PROBLEM DETAILS:
Wherever the string "FITC" appears in the listing, copy that line.

--- begin PROVIDED ENTRIES ---

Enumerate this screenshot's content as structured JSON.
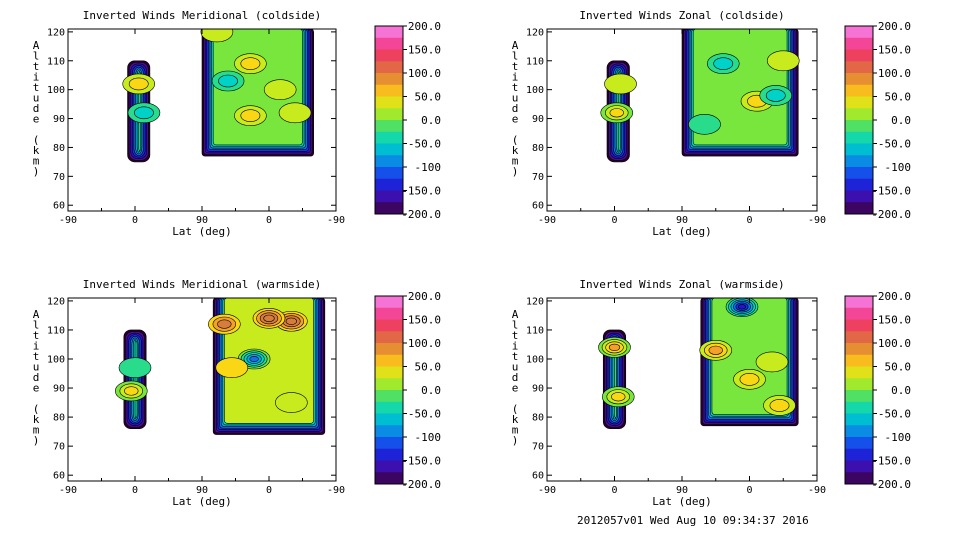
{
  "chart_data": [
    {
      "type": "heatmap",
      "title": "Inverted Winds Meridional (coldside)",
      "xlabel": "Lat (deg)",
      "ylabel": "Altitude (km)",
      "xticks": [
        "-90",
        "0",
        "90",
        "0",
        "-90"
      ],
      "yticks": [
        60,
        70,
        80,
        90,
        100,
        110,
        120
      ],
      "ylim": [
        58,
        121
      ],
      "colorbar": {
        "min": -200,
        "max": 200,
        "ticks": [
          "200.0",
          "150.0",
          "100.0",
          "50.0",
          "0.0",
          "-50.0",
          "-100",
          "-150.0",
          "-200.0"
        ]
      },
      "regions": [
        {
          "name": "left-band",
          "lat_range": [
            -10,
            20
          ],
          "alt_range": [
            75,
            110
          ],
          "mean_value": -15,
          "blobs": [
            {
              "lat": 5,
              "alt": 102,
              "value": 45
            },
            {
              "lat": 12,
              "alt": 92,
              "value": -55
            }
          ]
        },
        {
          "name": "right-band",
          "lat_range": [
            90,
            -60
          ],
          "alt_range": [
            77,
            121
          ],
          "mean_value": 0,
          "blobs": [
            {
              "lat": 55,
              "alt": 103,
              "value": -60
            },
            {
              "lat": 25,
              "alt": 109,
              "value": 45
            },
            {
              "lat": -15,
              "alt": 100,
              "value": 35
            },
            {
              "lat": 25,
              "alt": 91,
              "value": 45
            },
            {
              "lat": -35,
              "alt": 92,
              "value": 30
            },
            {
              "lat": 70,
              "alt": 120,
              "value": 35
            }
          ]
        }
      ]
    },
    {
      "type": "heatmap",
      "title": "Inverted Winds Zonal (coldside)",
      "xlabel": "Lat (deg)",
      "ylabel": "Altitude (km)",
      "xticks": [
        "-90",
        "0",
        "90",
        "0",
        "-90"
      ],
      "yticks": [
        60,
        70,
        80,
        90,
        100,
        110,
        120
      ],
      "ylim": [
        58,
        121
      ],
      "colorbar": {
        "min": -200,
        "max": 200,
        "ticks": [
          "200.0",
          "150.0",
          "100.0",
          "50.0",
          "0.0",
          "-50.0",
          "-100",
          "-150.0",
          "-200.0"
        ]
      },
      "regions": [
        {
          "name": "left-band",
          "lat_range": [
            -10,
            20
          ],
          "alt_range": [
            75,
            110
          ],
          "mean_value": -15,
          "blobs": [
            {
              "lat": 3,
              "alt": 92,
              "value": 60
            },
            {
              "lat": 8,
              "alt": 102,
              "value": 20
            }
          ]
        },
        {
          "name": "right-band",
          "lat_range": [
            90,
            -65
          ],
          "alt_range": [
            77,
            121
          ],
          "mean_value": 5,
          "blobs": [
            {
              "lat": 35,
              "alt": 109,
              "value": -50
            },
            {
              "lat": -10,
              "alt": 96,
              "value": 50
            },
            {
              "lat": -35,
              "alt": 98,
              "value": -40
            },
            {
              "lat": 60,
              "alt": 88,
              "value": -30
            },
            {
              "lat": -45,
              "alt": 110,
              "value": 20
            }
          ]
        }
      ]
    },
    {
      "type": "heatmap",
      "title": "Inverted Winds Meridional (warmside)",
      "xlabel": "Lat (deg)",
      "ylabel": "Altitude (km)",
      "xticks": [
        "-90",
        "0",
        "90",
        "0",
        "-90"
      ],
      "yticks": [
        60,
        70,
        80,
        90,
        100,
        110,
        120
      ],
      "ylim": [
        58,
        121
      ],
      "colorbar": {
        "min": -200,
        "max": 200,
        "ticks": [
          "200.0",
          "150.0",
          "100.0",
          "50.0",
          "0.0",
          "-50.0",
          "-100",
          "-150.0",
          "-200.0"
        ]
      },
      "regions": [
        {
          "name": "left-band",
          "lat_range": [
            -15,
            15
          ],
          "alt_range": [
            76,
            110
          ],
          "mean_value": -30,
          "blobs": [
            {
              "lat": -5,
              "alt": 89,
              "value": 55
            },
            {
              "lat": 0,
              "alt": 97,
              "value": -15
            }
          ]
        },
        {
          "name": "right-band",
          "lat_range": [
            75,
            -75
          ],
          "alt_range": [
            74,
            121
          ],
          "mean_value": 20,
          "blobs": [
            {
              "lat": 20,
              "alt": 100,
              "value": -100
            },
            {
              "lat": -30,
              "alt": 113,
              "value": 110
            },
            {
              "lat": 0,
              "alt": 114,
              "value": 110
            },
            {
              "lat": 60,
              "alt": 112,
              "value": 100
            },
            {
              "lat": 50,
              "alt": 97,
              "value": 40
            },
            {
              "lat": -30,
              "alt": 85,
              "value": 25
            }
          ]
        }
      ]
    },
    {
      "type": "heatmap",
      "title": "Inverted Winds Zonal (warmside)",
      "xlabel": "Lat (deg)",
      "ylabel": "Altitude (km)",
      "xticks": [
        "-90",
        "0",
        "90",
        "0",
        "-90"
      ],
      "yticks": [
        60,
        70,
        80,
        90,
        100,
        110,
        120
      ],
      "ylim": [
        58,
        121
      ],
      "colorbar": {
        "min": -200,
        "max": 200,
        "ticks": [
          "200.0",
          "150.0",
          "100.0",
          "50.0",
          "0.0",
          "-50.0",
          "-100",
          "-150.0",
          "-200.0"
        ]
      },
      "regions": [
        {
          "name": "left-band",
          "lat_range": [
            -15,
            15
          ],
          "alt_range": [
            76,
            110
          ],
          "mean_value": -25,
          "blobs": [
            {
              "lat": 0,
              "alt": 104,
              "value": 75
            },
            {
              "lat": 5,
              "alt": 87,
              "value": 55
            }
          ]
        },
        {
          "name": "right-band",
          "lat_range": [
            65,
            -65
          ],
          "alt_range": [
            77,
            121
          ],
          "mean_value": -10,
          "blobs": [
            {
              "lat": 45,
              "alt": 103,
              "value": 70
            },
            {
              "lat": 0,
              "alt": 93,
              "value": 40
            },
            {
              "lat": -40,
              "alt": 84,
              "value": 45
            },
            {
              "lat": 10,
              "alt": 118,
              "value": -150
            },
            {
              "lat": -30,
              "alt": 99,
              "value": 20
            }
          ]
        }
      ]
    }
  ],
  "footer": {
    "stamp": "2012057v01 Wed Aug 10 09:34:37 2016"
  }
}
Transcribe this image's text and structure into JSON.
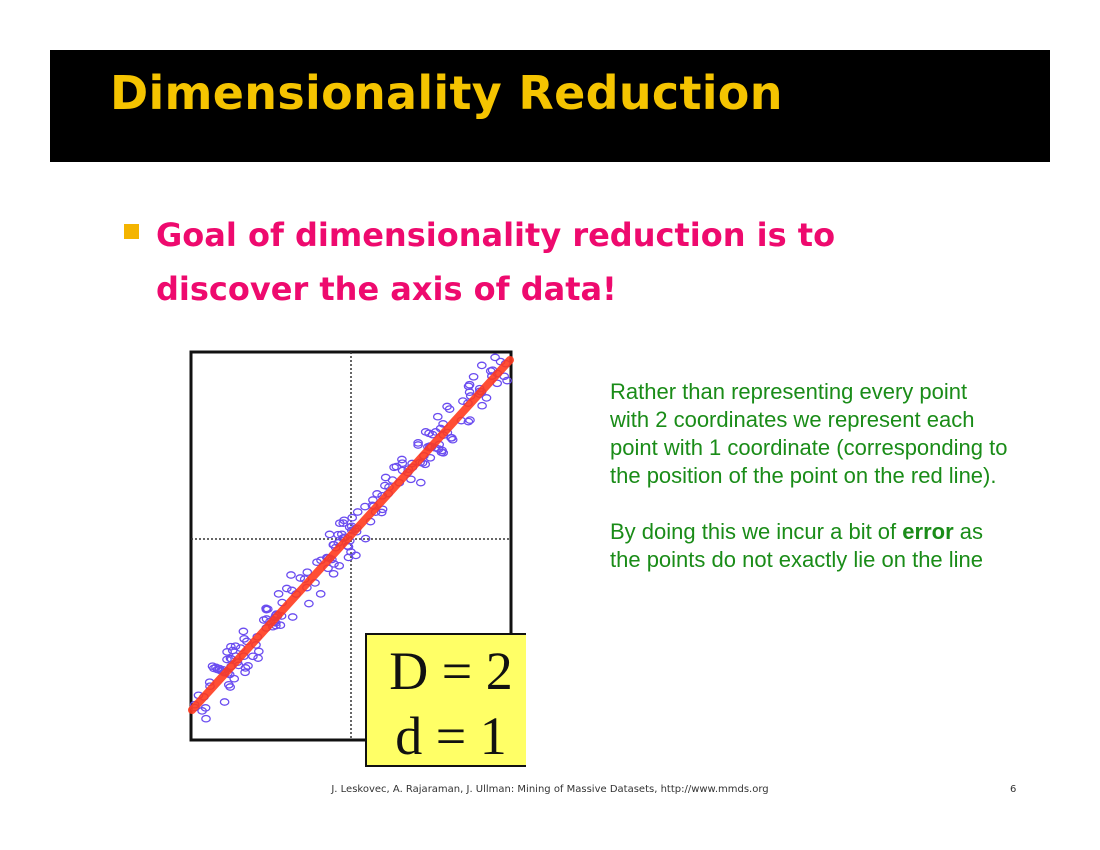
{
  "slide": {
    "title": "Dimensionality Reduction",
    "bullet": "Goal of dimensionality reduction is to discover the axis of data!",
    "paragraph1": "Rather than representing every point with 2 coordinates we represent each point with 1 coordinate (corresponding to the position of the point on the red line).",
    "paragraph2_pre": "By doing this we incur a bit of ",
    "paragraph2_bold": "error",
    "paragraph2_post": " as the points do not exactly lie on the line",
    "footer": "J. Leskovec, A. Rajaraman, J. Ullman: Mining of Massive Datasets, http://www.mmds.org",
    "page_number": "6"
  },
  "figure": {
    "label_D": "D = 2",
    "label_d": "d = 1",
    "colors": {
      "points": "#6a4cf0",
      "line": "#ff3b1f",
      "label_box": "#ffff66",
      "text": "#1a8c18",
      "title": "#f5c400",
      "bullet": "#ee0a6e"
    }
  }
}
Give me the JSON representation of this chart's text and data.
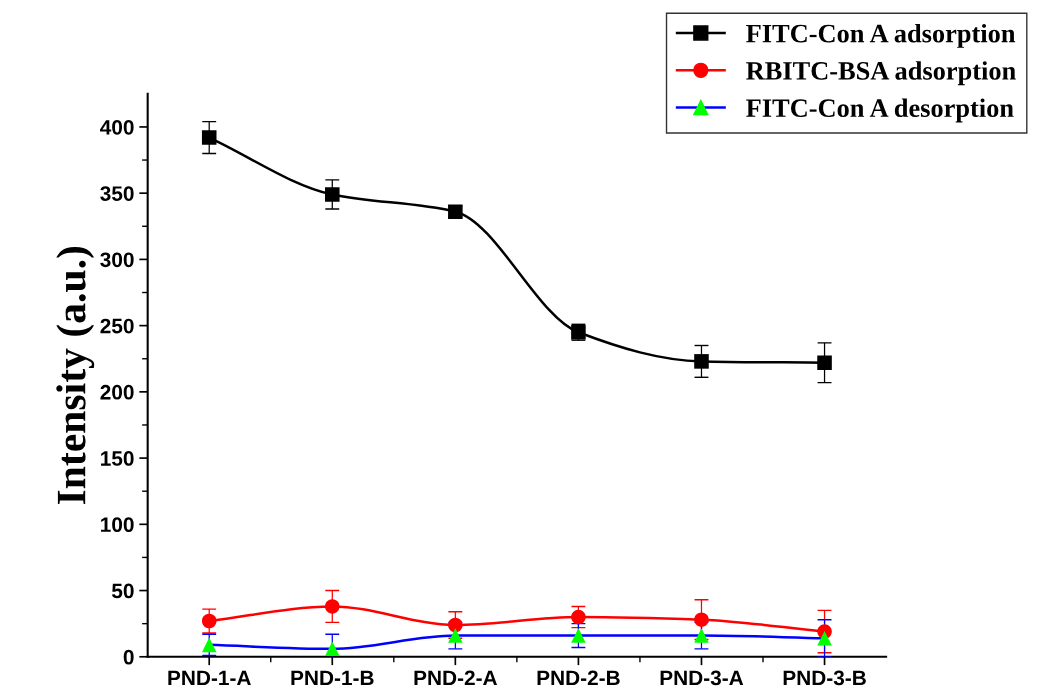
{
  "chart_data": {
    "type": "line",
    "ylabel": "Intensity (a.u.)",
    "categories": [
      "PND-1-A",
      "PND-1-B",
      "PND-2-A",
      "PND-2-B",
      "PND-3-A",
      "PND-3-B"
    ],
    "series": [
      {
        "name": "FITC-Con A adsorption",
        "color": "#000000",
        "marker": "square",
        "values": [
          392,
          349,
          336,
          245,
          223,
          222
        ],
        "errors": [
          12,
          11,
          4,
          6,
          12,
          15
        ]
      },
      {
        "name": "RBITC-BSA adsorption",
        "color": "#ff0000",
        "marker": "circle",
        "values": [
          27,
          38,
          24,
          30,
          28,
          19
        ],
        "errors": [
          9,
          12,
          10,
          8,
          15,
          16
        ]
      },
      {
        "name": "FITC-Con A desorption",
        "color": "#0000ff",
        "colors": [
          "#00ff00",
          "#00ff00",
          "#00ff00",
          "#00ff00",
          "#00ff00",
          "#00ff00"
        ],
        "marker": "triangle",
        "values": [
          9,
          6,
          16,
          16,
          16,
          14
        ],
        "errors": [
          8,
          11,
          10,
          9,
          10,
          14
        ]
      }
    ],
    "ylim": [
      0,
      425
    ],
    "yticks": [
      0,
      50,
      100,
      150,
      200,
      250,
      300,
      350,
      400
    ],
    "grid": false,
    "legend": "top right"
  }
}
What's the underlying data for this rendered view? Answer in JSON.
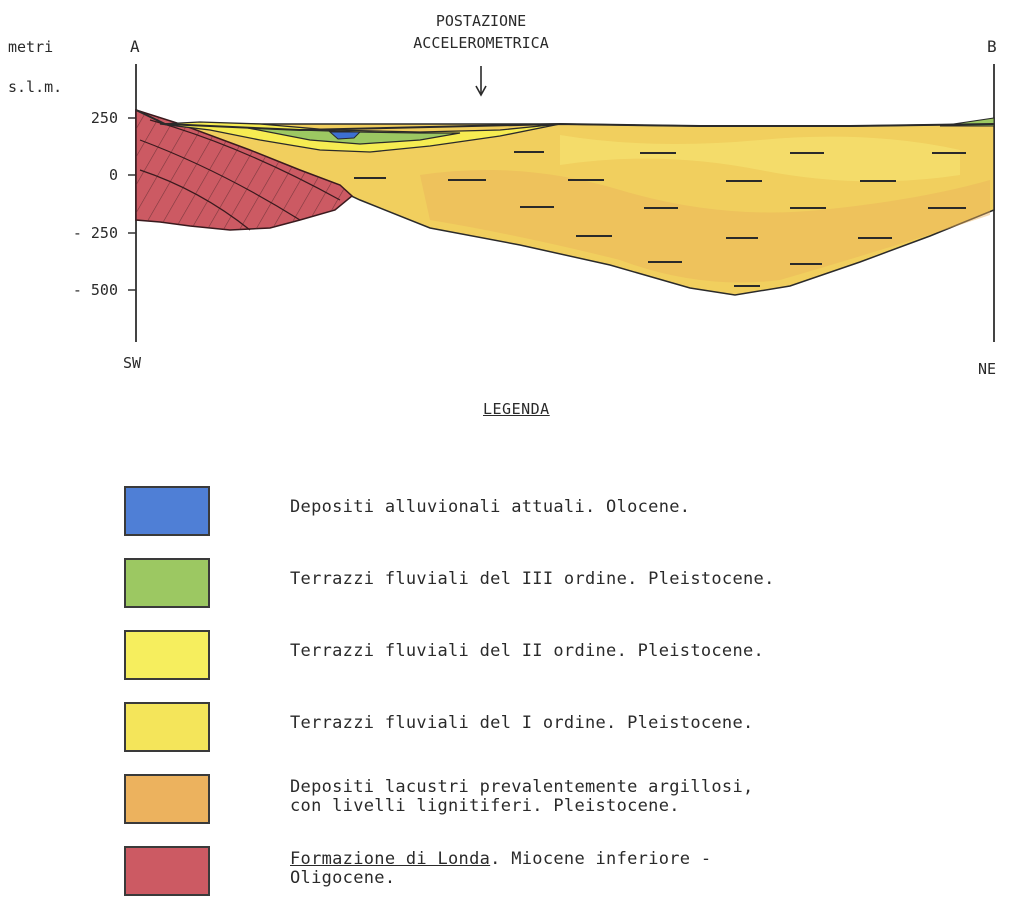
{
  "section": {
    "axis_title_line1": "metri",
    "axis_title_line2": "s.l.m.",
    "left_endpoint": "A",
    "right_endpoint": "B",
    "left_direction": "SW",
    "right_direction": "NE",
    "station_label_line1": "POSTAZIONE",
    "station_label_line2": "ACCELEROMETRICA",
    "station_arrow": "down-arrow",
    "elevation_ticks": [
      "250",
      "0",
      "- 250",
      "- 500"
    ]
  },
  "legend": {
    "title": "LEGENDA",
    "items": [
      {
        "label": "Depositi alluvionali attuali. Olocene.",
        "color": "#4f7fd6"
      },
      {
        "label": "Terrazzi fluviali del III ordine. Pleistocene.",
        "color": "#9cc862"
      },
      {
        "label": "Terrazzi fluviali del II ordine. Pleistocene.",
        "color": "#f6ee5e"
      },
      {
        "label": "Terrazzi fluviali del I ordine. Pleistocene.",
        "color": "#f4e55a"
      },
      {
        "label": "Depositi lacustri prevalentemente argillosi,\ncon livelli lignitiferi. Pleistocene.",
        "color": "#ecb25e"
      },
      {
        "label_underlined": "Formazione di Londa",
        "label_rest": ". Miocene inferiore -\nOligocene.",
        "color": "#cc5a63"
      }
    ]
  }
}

--- end PROVIDED ENTRIES ---

THE RESULT:
        "name": "FITC-Con A adsorption",
        "name": "FITC-Con A desorption",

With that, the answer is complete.